▶ **ENTRIES**:
▬▬▬▬▬▬
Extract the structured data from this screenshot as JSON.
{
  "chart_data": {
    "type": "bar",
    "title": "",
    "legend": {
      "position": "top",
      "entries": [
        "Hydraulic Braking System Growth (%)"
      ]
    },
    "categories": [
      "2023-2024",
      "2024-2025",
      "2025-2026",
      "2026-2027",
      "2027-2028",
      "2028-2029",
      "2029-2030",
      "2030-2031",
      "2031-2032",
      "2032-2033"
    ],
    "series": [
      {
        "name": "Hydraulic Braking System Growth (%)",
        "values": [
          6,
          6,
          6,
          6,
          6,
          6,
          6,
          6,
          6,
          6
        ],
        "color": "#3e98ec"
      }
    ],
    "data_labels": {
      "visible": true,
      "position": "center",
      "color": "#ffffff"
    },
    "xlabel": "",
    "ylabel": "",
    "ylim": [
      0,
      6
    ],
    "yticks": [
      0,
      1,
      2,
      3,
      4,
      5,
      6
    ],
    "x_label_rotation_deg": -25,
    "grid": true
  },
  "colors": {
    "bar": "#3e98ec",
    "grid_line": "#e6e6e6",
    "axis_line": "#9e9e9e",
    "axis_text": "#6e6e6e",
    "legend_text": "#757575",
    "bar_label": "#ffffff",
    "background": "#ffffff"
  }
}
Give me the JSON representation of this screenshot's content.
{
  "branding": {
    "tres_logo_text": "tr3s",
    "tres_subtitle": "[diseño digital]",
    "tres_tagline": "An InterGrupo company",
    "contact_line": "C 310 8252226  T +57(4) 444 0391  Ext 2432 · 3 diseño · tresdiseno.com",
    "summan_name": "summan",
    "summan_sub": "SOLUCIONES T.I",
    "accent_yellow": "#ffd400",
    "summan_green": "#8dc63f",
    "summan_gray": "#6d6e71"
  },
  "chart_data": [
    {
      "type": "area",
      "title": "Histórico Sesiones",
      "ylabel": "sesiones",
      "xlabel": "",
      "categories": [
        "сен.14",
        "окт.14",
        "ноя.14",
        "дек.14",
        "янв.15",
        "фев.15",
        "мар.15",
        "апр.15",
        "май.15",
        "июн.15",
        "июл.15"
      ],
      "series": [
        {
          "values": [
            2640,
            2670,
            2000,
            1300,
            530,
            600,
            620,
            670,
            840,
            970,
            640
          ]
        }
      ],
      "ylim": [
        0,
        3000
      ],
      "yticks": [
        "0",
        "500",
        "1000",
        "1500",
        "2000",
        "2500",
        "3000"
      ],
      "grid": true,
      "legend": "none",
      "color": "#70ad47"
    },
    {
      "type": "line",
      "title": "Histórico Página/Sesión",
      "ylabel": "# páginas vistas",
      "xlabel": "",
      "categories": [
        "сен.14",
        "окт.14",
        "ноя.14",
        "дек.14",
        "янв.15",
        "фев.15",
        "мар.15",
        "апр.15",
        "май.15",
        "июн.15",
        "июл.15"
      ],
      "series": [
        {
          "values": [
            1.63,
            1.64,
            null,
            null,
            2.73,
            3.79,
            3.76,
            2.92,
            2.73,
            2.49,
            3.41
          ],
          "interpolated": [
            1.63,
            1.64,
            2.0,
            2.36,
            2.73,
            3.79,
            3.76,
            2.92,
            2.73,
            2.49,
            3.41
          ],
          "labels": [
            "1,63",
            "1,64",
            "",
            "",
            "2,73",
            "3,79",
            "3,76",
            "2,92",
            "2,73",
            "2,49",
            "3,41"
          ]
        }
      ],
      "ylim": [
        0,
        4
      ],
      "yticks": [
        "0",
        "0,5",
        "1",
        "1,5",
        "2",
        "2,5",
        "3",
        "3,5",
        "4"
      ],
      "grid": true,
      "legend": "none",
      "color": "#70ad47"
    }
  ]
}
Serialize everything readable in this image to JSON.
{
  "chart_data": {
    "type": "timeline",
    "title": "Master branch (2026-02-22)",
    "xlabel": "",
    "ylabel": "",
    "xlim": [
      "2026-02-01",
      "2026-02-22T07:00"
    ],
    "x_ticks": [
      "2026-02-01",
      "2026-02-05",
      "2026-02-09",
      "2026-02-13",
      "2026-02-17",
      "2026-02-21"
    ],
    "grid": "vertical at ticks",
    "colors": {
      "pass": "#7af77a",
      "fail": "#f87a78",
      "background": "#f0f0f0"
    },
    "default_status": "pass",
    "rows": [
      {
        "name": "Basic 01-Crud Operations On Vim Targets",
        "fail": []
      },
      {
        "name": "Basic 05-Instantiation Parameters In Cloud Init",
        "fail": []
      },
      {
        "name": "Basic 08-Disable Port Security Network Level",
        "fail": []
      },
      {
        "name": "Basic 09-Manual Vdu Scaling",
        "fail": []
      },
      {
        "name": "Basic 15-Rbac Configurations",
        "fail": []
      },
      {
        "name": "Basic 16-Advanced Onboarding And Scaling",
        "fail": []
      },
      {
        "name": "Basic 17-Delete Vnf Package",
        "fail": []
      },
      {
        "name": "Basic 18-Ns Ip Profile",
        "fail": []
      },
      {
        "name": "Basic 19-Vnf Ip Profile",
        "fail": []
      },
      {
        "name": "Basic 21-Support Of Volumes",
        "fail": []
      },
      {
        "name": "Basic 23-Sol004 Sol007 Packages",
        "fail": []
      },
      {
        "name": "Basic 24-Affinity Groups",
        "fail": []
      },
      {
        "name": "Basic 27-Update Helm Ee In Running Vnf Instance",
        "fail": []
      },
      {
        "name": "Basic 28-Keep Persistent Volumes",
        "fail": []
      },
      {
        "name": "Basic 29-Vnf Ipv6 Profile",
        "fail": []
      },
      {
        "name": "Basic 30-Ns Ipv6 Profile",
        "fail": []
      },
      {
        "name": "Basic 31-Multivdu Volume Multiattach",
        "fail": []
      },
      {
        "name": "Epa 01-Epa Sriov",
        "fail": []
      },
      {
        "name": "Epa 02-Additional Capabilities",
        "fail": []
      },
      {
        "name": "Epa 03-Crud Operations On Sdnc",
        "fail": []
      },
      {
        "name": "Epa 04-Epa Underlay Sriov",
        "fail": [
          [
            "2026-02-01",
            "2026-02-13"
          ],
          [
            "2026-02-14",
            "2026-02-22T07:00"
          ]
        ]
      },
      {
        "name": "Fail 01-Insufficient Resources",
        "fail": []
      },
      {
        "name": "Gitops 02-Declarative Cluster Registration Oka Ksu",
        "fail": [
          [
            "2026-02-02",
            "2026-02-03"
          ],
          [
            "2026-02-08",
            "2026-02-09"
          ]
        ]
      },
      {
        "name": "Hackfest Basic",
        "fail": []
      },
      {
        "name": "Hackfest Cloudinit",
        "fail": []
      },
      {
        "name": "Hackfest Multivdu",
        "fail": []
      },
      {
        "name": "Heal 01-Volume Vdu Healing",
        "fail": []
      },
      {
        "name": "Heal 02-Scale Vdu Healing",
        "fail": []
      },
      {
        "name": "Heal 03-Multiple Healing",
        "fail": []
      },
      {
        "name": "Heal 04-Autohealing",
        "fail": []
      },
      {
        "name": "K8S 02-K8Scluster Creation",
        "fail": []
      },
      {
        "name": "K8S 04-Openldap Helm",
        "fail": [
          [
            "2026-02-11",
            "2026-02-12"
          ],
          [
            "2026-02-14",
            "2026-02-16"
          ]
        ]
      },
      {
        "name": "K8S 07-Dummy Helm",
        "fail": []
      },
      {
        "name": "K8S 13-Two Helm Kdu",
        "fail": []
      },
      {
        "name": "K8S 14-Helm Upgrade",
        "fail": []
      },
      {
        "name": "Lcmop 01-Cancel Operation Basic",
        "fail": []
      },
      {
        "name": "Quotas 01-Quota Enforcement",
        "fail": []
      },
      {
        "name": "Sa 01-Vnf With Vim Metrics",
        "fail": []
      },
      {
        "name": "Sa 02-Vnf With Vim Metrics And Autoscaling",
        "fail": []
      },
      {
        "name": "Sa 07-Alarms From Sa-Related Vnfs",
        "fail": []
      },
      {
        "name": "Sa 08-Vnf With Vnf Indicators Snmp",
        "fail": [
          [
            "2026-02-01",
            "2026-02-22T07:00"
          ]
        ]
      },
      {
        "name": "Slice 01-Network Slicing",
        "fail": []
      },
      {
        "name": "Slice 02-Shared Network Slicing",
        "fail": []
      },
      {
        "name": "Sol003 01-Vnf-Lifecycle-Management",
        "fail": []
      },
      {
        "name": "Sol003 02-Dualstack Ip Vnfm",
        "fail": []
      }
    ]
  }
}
▬▬▬▬▬▬
Search the material above for "true". Pull out each line where it shows up.

▶ **RESPONSE BELOW**:
      "visible": true,
    "grid": true
      "grid": true,
      "grid": true,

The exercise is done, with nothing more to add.